*Input records:*
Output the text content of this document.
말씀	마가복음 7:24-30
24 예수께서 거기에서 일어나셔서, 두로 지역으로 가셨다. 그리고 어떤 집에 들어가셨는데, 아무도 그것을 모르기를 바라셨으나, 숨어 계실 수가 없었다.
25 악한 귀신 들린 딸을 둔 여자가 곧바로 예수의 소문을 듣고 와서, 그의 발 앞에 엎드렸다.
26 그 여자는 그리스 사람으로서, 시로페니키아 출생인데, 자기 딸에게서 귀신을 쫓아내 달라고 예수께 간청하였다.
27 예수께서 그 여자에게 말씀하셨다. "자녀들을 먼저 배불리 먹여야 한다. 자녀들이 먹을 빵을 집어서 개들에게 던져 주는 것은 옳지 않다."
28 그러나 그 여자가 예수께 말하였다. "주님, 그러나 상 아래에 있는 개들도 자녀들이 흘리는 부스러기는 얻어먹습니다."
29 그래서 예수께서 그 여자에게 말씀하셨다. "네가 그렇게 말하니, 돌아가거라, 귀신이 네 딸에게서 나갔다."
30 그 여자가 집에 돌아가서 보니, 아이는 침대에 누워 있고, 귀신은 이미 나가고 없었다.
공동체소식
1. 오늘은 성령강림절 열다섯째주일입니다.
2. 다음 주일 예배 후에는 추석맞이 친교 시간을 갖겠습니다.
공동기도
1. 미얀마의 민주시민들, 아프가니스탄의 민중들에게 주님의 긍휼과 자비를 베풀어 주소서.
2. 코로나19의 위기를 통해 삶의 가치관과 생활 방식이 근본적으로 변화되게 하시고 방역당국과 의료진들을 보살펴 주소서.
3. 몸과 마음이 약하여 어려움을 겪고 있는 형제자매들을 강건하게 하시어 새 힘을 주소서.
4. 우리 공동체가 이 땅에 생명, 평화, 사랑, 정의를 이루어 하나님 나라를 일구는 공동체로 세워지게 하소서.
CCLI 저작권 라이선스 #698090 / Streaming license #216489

*The request:* How many lines in the data contain the string "말씀하셨다"? Respond with the number only.

*Solution to this problem:* 2